## Goal
All lines in the data bearing the string "Election" should be identified and copied.

## Stored records
'''
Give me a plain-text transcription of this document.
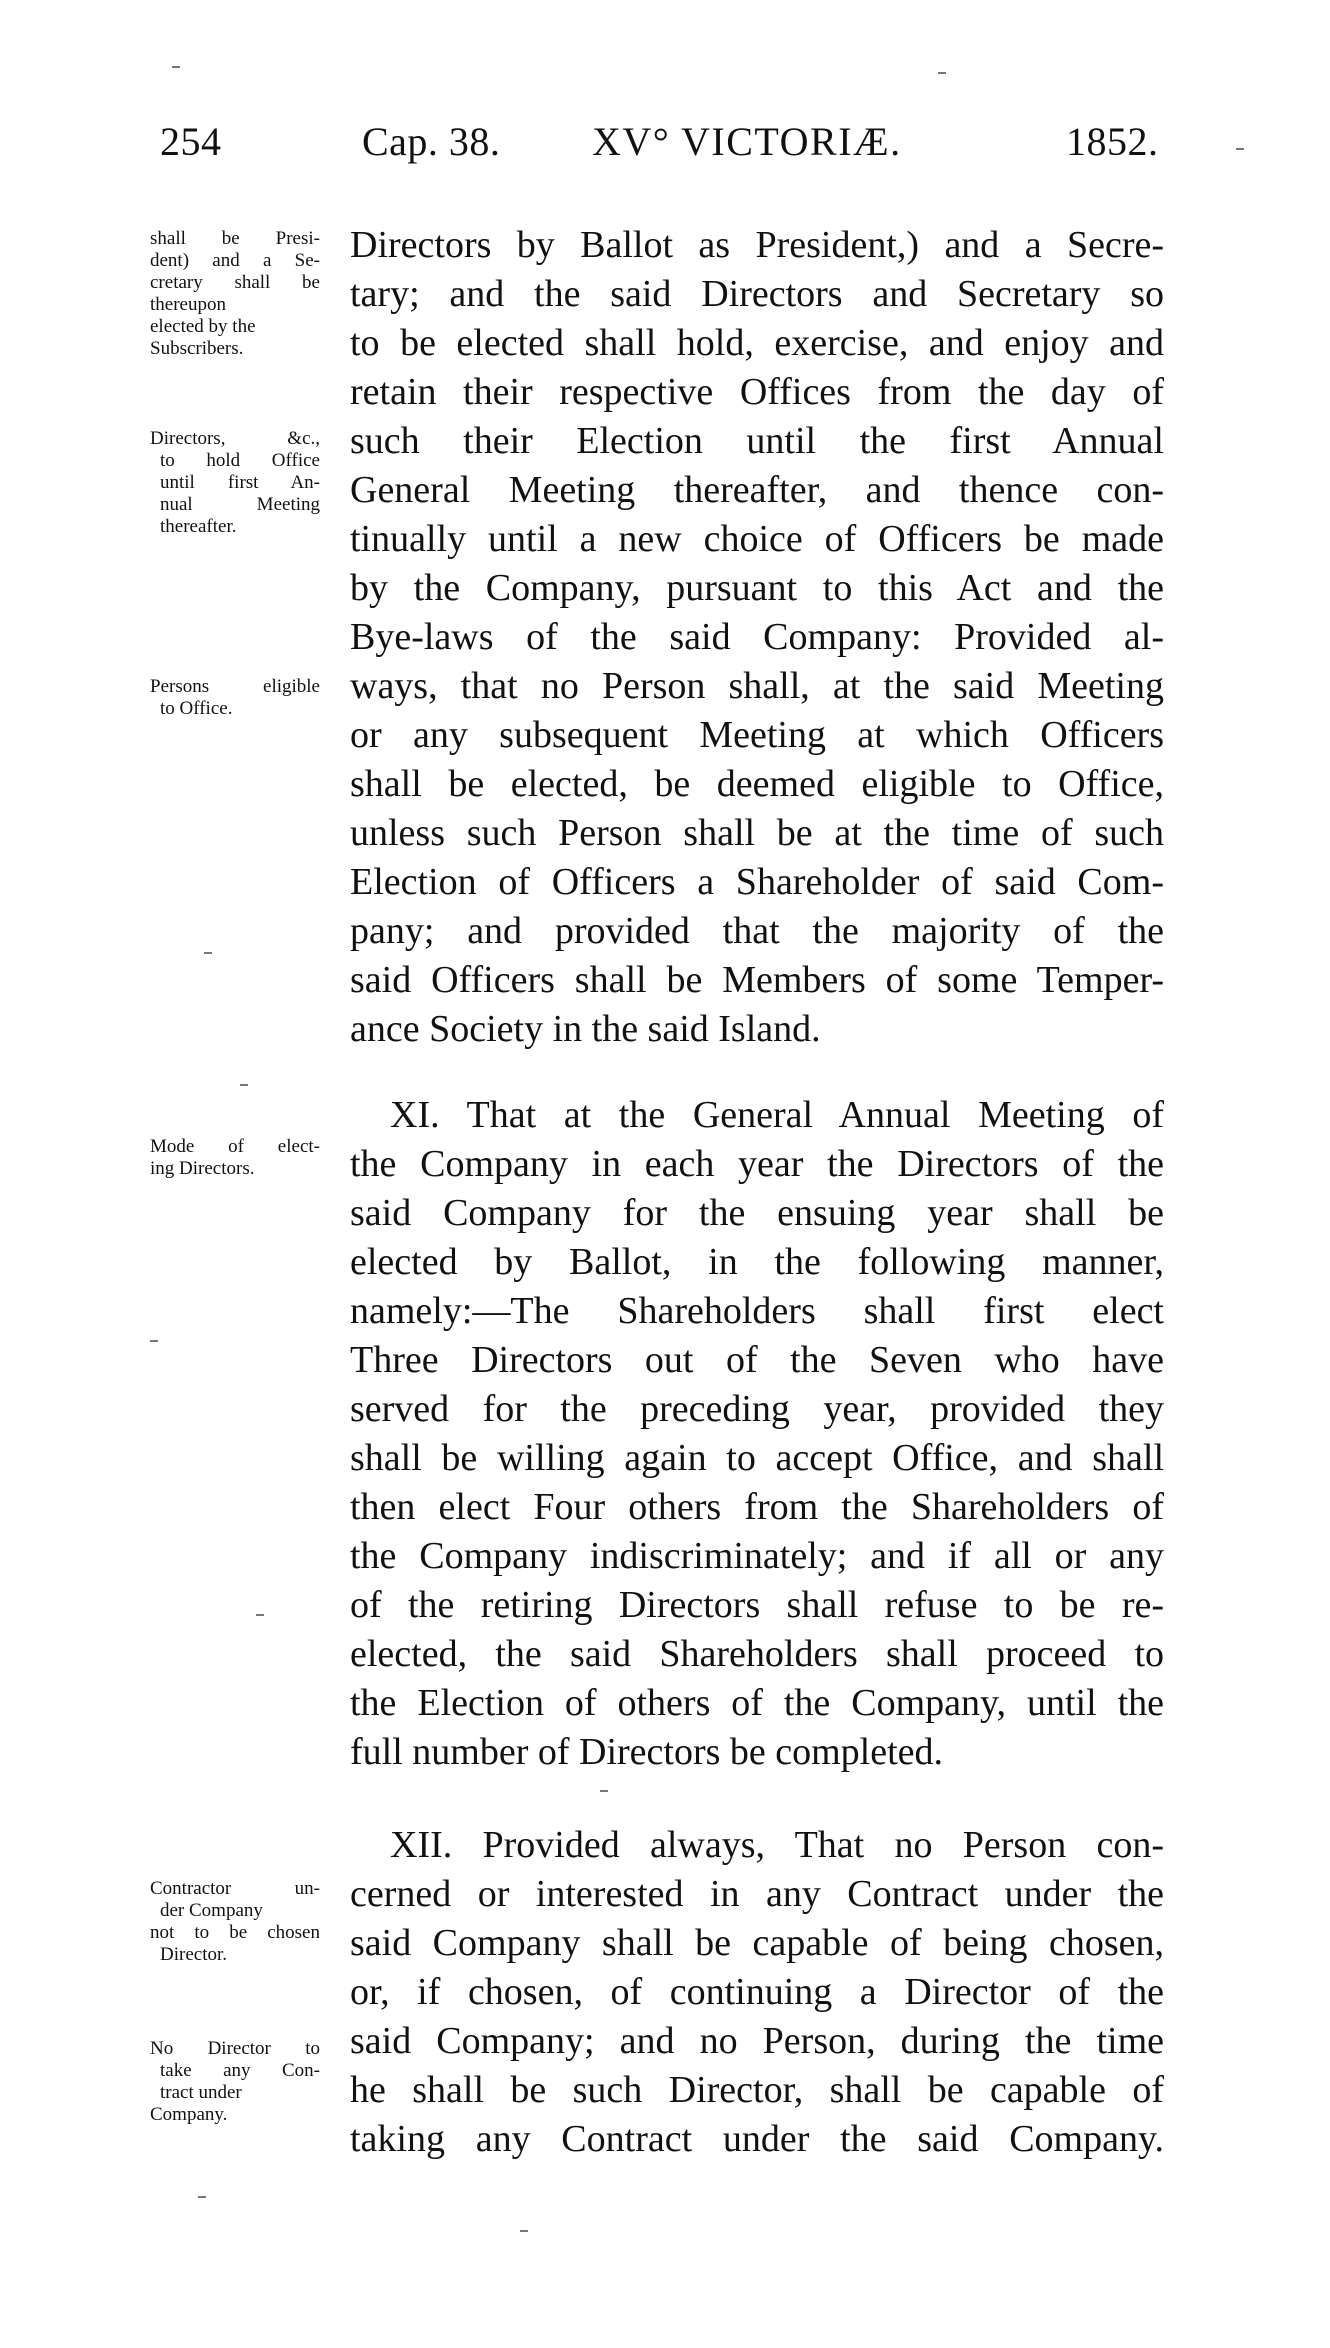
254	Cap. 38. XV° VICTORIÆ.	1852.
shall be Presi-
dent) and a Se-
cretary shall be
thereupon
elected by the
Subscribers.
Directors, &c.,
to hold Office
until first An-
nual Meeting
thereafter.
Persons eligible
to Office.
Mode of elect-
ing Directors.
Contractor un-
der Company
not to be chosen
Director.
No Director to
take any Con-
tract under
Company.
Directors by Ballot as President,) and a Secre-
tary; and the said Directors and Secretary so
to be elected shall hold, exercise, and enjoy and
retain their respective Offices from the day of
such their Election until the first Annual
General Meeting thereafter, and thence con-
tinually until a new choice of Officers be made
by the Company, pursuant to this Act and the
Bye-laws of the said Company: Provided al-
ways, that no Person shall, at the said Meeting
or any subsequent Meeting at which Officers
shall be elected, be deemed eligible to Office,
unless such Person shall be at the time of such
Election of Officers a Shareholder of said Com-
pany; and provided that the majority of the
said Officers shall be Members of some Temper-
ance Society in the said Island.
XI. That at the General Annual Meeting of
the Company in each year the Directors of the
said Company for the ensuing year shall be
elected by Ballot, in the following manner,
namely:—The Shareholders shall first elect
Three Directors out of the Seven who have
served for the preceding year, provided they
shall be willing again to accept Office, and shall
then elect Four others from the Shareholders of
the Company indiscriminately; and if all or any
of the retiring Directors shall refuse to be re-
elected, the said Shareholders shall proceed to
the Election of others of the Company, until the
full number of Directors be completed.
XII. Provided always, That no Person con-
cerned or interested in any Contract under the
said Company shall be capable of being chosen,
or, if chosen, of continuing a Director of the
said Company; and no Person, during the time
he shall be such Director, shall be capable of
taking any Contract under the said Company.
'''
## Solved problem
such their Election until the first Annual
Election of Officers a Shareholder of said Com-
the Election of others of the Company, until the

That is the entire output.